▶ **Record list**
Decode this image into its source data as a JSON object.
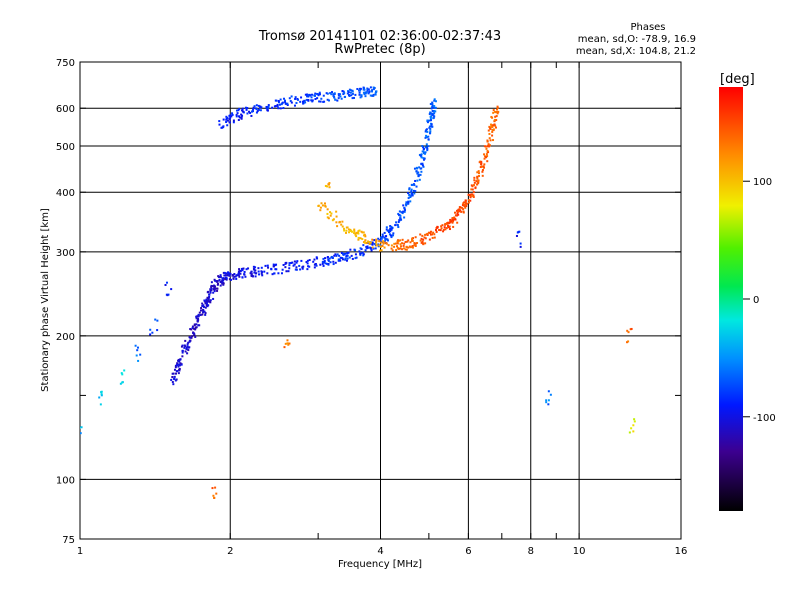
{
  "chart_data": {
    "type": "scatter",
    "title": "Tromsø 20141101 02:36:00-02:37:43",
    "subtitle": "RwPretec (8p)",
    "xlabel": "Frequency [MHz]",
    "ylabel": "Stationary phase Virtual Height [km]",
    "x_scale": "log",
    "y_scale": "log",
    "xlim": [
      1,
      16
    ],
    "ylim": [
      75,
      750
    ],
    "x_ticks": [
      1,
      2,
      4,
      6,
      8,
      10,
      16
    ],
    "x_tick_labels": [
      "1",
      "2",
      "4",
      "6",
      "8",
      "10",
      "16"
    ],
    "x_grid": [
      2,
      4,
      6,
      8,
      10
    ],
    "x_minor": [
      3,
      5,
      7,
      9
    ],
    "y_ticks": [
      75,
      100,
      200,
      300,
      400,
      500,
      600,
      750
    ],
    "y_tick_labels": [
      "75",
      "100",
      "200",
      "300",
      "400",
      "500",
      "600",
      "750"
    ],
    "y_grid": [
      100,
      200,
      300,
      400,
      500,
      600
    ],
    "y_minor": [
      150
    ],
    "grid": true,
    "stats": {
      "header": "Phases",
      "line_o": "mean, sd,O: -78.9, 16.9",
      "line_x": "mean, sd,X: 104.8, 21.2"
    },
    "colorbar": {
      "label": "[deg]",
      "min": -180,
      "max": 180,
      "ticks": [
        100,
        0,
        -100
      ],
      "tick_labels": [
        "100",
        "0",
        "-100"
      ]
    },
    "series": [
      {
        "trace": "O-mode lower curve",
        "points": [
          [
            1.52,
            160,
            -105
          ],
          [
            1.6,
            185,
            -110
          ],
          [
            1.7,
            210,
            -112
          ],
          [
            1.78,
            235,
            -108
          ],
          [
            1.85,
            255,
            -110
          ],
          [
            1.95,
            268,
            -105
          ],
          [
            2.1,
            272,
            -100
          ],
          [
            2.4,
            276,
            -95
          ],
          [
            2.8,
            283,
            -90
          ],
          [
            3.2,
            291,
            -85
          ],
          [
            3.6,
            300,
            -82
          ],
          [
            4.0,
            318,
            -80
          ],
          [
            4.3,
            345,
            -75
          ],
          [
            4.6,
            400,
            -72
          ],
          [
            4.85,
            480,
            -70
          ],
          [
            5.0,
            560,
            -68
          ],
          [
            5.1,
            620,
            -65
          ]
        ]
      },
      {
        "trace": "O-mode upper curve",
        "points": [
          [
            1.9,
            560,
            -95
          ],
          [
            2.1,
            590,
            -90
          ],
          [
            2.4,
            610,
            -85
          ],
          [
            2.8,
            630,
            -80
          ],
          [
            3.2,
            640,
            -75
          ],
          [
            3.6,
            650,
            -72
          ],
          [
            3.9,
            655,
            -70
          ]
        ]
      },
      {
        "trace": "X-mode curve",
        "points": [
          [
            3.0,
            380,
            110
          ],
          [
            3.5,
            330,
            100
          ],
          [
            4.0,
            310,
            120
          ],
          [
            4.5,
            312,
            140
          ],
          [
            5.0,
            325,
            150
          ],
          [
            5.5,
            345,
            155
          ],
          [
            5.9,
            380,
            150
          ],
          [
            6.3,
            440,
            145
          ],
          [
            6.6,
            520,
            140
          ],
          [
            6.8,
            600,
            135
          ]
        ]
      },
      {
        "trace": "Low-frequency scatter",
        "points": [
          [
            1.0,
            130,
            -40
          ],
          [
            1.1,
            150,
            -30
          ],
          [
            1.2,
            165,
            -20
          ],
          [
            1.3,
            185,
            -60
          ],
          [
            1.4,
            210,
            -80
          ],
          [
            1.5,
            250,
            -90
          ]
        ]
      },
      {
        "trace": "Isolated echoes",
        "points": [
          [
            1.85,
            95,
            140
          ],
          [
            2.6,
            190,
            130
          ],
          [
            3.1,
            420,
            110
          ],
          [
            7.6,
            320,
            -90
          ],
          [
            8.6,
            150,
            -60
          ],
          [
            12.5,
            200,
            140
          ],
          [
            12.8,
            130,
            80
          ]
        ]
      }
    ]
  }
}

▶ **Instructions to follow**
Print each of the records above exactly as written, leaving no picture in the copy.

▶ **Response for this exercise**
Decode this image into its source data as a JSON object.
{
  "chart_data": {
    "type": "scatter",
    "title": "Tromsø 20141101 02:36:00-02:37:43",
    "subtitle": "RwPretec (8p)",
    "xlabel": "Frequency [MHz]",
    "ylabel": "Stationary phase Virtual Height [km]",
    "x_scale": "log",
    "y_scale": "log",
    "xlim": [
      1,
      16
    ],
    "ylim": [
      75,
      750
    ],
    "x_ticks": [
      1,
      2,
      4,
      6,
      8,
      10,
      16
    ],
    "x_tick_labels": [
      "1",
      "2",
      "4",
      "6",
      "8",
      "10",
      "16"
    ],
    "x_grid": [
      2,
      4,
      6,
      8,
      10
    ],
    "x_minor": [
      3,
      5,
      7,
      9
    ],
    "y_ticks": [
      75,
      100,
      200,
      300,
      400,
      500,
      600,
      750
    ],
    "y_tick_labels": [
      "75",
      "100",
      "200",
      "300",
      "400",
      "500",
      "600",
      "750"
    ],
    "y_grid": [
      100,
      200,
      300,
      400,
      500,
      600
    ],
    "y_minor": [
      150
    ],
    "grid": true,
    "stats": {
      "header": "Phases",
      "line_o": "mean, sd,O: -78.9, 16.9",
      "line_x": "mean, sd,X: 104.8, 21.2"
    },
    "colorbar": {
      "label": "[deg]",
      "min": -180,
      "max": 180,
      "ticks": [
        100,
        0,
        -100
      ],
      "tick_labels": [
        "100",
        "0",
        "-100"
      ]
    },
    "series": [
      {
        "trace": "O-mode lower curve",
        "points": [
          [
            1.52,
            160,
            -105
          ],
          [
            1.6,
            185,
            -110
          ],
          [
            1.7,
            210,
            -112
          ],
          [
            1.78,
            235,
            -108
          ],
          [
            1.85,
            255,
            -110
          ],
          [
            1.95,
            268,
            -105
          ],
          [
            2.1,
            272,
            -100
          ],
          [
            2.4,
            276,
            -95
          ],
          [
            2.8,
            283,
            -90
          ],
          [
            3.2,
            291,
            -85
          ],
          [
            3.6,
            300,
            -82
          ],
          [
            4.0,
            318,
            -80
          ],
          [
            4.3,
            345,
            -75
          ],
          [
            4.6,
            400,
            -72
          ],
          [
            4.85,
            480,
            -70
          ],
          [
            5.0,
            560,
            -68
          ],
          [
            5.1,
            620,
            -65
          ]
        ]
      },
      {
        "trace": "O-mode upper curve",
        "points": [
          [
            1.9,
            560,
            -95
          ],
          [
            2.1,
            590,
            -90
          ],
          [
            2.4,
            610,
            -85
          ],
          [
            2.8,
            630,
            -80
          ],
          [
            3.2,
            640,
            -75
          ],
          [
            3.6,
            650,
            -72
          ],
          [
            3.9,
            655,
            -70
          ]
        ]
      },
      {
        "trace": "X-mode curve",
        "points": [
          [
            3.0,
            380,
            110
          ],
          [
            3.5,
            330,
            100
          ],
          [
            4.0,
            310,
            120
          ],
          [
            4.5,
            312,
            140
          ],
          [
            5.0,
            325,
            150
          ],
          [
            5.5,
            345,
            155
          ],
          [
            5.9,
            380,
            150
          ],
          [
            6.3,
            440,
            145
          ],
          [
            6.6,
            520,
            140
          ],
          [
            6.8,
            600,
            135
          ]
        ]
      },
      {
        "trace": "Low-frequency scatter",
        "points": [
          [
            1.0,
            130,
            -40
          ],
          [
            1.1,
            150,
            -30
          ],
          [
            1.2,
            165,
            -20
          ],
          [
            1.3,
            185,
            -60
          ],
          [
            1.4,
            210,
            -80
          ],
          [
            1.5,
            250,
            -90
          ]
        ]
      },
      {
        "trace": "Isolated echoes",
        "points": [
          [
            1.85,
            95,
            140
          ],
          [
            2.6,
            190,
            130
          ],
          [
            3.1,
            420,
            110
          ],
          [
            7.6,
            320,
            -90
          ],
          [
            8.6,
            150,
            -60
          ],
          [
            12.5,
            200,
            140
          ],
          [
            12.8,
            130,
            80
          ]
        ]
      }
    ]
  }
}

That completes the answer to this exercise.